--- Aim ---
Rewrite the lines starting at "Find all labels, buttons, inputs, and" and ending at "file-label-e: E: [181, 343, 221, 358]", renaming "interactable" to "clickable" and leaving everything else unchanged.

--- Provided material ---
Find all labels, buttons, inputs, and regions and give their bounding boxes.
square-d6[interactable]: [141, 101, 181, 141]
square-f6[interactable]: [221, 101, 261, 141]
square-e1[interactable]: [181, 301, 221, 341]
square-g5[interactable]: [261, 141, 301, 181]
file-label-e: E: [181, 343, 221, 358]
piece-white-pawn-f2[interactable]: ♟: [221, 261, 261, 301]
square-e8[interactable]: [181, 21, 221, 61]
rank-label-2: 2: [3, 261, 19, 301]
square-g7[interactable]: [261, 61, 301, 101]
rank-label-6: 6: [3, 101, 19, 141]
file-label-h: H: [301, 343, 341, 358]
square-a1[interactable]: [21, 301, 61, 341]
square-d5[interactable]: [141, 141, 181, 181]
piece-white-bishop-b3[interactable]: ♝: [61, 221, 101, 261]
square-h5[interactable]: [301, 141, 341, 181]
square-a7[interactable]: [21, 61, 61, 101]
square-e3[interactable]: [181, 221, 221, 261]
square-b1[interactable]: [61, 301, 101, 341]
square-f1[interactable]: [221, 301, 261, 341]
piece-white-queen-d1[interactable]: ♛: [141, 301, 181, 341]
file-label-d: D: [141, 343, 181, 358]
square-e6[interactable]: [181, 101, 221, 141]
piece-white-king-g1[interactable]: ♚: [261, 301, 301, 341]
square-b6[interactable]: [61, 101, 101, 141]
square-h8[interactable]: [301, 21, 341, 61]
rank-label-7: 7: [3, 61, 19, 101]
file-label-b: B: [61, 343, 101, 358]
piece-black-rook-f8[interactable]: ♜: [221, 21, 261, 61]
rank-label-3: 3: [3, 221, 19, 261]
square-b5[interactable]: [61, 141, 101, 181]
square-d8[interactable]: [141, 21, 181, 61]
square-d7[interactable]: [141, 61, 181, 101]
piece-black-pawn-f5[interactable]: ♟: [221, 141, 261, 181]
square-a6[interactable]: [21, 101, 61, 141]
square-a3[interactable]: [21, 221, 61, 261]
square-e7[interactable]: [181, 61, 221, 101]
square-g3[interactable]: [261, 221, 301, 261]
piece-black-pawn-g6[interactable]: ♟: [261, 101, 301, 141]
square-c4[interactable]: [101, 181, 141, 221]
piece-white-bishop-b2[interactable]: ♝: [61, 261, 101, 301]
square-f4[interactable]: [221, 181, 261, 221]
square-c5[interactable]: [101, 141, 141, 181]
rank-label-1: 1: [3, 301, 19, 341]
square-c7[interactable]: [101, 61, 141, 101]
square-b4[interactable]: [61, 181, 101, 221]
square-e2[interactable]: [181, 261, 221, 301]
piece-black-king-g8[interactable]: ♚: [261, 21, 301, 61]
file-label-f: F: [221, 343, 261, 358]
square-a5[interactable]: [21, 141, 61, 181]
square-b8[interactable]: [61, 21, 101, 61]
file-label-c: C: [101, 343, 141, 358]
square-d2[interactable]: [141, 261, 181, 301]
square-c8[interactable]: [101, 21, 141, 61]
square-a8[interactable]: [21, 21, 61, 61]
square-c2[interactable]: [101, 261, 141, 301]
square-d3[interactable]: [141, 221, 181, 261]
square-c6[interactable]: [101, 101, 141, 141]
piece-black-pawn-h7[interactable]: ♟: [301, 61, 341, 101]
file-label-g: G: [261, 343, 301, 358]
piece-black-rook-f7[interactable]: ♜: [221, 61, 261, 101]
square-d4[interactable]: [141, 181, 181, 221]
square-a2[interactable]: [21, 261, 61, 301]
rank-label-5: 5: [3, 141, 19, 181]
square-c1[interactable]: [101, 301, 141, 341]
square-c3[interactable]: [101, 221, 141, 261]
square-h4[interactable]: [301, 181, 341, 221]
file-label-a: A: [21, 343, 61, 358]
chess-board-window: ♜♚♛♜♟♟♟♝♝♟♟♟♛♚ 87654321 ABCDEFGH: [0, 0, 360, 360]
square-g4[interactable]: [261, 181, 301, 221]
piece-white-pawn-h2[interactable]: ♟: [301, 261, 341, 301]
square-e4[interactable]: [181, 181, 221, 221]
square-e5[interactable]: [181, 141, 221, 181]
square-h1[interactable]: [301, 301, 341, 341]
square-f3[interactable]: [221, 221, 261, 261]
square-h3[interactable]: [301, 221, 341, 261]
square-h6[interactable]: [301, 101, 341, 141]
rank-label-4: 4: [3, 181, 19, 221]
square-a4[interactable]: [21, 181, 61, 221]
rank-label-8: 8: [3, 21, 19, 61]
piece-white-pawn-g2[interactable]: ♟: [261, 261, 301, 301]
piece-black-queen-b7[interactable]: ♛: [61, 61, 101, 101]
==
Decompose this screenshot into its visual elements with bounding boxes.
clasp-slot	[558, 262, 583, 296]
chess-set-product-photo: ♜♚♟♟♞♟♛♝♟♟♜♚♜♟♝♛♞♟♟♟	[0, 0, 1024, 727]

--- Final result ---
Find all labels, buttons, inputs, and regions and give their bounding boxes.
square-d6[clickable]: [141, 101, 181, 141]
square-f6[clickable]: [221, 101, 261, 141]
square-e1[clickable]: [181, 301, 221, 341]
square-g5[clickable]: [261, 141, 301, 181]
file-label-e: E: [181, 343, 221, 358]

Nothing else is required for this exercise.